▸ How to complete this task
Print every line below. Match each one exactly.
**** Input records
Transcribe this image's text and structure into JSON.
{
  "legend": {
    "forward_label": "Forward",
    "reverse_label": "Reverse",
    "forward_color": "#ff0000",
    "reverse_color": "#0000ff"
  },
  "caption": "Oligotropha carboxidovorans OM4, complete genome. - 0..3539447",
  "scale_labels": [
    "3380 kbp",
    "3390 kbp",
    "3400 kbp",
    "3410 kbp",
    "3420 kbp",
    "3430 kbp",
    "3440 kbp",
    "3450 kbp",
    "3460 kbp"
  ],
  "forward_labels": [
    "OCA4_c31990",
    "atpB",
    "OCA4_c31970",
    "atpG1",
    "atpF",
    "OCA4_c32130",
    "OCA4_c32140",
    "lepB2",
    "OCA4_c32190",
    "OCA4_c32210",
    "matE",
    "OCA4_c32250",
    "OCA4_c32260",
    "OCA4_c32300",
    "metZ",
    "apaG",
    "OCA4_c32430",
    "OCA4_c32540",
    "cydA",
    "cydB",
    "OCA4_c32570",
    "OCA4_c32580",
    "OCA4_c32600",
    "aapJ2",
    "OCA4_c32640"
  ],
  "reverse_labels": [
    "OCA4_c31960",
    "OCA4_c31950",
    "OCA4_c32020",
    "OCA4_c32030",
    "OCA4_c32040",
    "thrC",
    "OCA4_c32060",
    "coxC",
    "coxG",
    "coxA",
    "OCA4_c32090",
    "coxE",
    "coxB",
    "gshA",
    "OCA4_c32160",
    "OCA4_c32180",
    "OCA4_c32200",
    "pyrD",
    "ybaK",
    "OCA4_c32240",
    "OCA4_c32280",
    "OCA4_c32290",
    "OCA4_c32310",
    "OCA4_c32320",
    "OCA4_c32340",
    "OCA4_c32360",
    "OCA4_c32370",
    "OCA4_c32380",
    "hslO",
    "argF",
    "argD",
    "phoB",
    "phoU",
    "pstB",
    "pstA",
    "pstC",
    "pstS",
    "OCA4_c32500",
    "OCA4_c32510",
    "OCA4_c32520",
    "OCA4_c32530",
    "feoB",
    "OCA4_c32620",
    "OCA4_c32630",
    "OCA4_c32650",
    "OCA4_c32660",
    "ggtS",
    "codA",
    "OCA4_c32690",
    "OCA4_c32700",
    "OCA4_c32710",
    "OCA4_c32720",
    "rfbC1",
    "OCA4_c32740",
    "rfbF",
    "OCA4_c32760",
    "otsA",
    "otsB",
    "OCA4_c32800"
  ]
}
********
▸ Output
Transcribe this image's text and structure into JSON.
{
  "legend": {
    "forward_label": "Forward",
    "reverse_label": "Reverse",
    "forward_color": "#ff0000",
    "reverse_color": "#0000ff"
  },
  "caption": "Oligotropha carboxidovorans OM4, complete genome. - 0..3539447",
  "scale_labels": [
    "3380 kbp",
    "3390 kbp",
    "3400 kbp",
    "3410 kbp",
    "3420 kbp",
    "3430 kbp",
    "3440 kbp",
    "3450 kbp",
    "3460 kbp"
  ],
  "forward_labels": [
    "OCA4_c31990",
    "atpB",
    "OCA4_c31970",
    "atpG1",
    "atpF",
    "OCA4_c32130",
    "OCA4_c32140",
    "lepB2",
    "OCA4_c32190",
    "OCA4_c32210",
    "matE",
    "OCA4_c32250",
    "OCA4_c32260",
    "OCA4_c32300",
    "metZ",
    "apaG",
    "OCA4_c32430",
    "OCA4_c32540",
    "cydA",
    "cydB",
    "OCA4_c32570",
    "OCA4_c32580",
    "OCA4_c32600",
    "aapJ2",
    "OCA4_c32640"
  ],
  "reverse_labels": [
    "OCA4_c31960",
    "OCA4_c31950",
    "OCA4_c32020",
    "OCA4_c32030",
    "OCA4_c32040",
    "thrC",
    "OCA4_c32060",
    "coxC",
    "coxG",
    "coxA",
    "OCA4_c32090",
    "coxE",
    "coxB",
    "gshA",
    "OCA4_c32160",
    "OCA4_c32180",
    "OCA4_c32200",
    "pyrD",
    "ybaK",
    "OCA4_c32240",
    "OCA4_c32280",
    "OCA4_c32290",
    "OCA4_c32310",
    "OCA4_c32320",
    "OCA4_c32340",
    "OCA4_c32360",
    "OCA4_c32370",
    "OCA4_c32380",
    "hslO",
    "argF",
    "argD",
    "phoB",
    "phoU",
    "pstB",
    "pstA",
    "pstC",
    "pstS",
    "OCA4_c32500",
    "OCA4_c32510",
    "OCA4_c32520",
    "OCA4_c32530",
    "feoB",
    "OCA4_c32620",
    "OCA4_c32630",
    "OCA4_c32650",
    "OCA4_c32660",
    "ggtS",
    "codA",
    "OCA4_c32690",
    "OCA4_c32700",
    "OCA4_c32710",
    "OCA4_c32720",
    "rfbC1",
    "OCA4_c32740",
    "rfbF",
    "OCA4_c32760",
    "otsA",
    "otsB",
    "OCA4_c32800"
  ]
}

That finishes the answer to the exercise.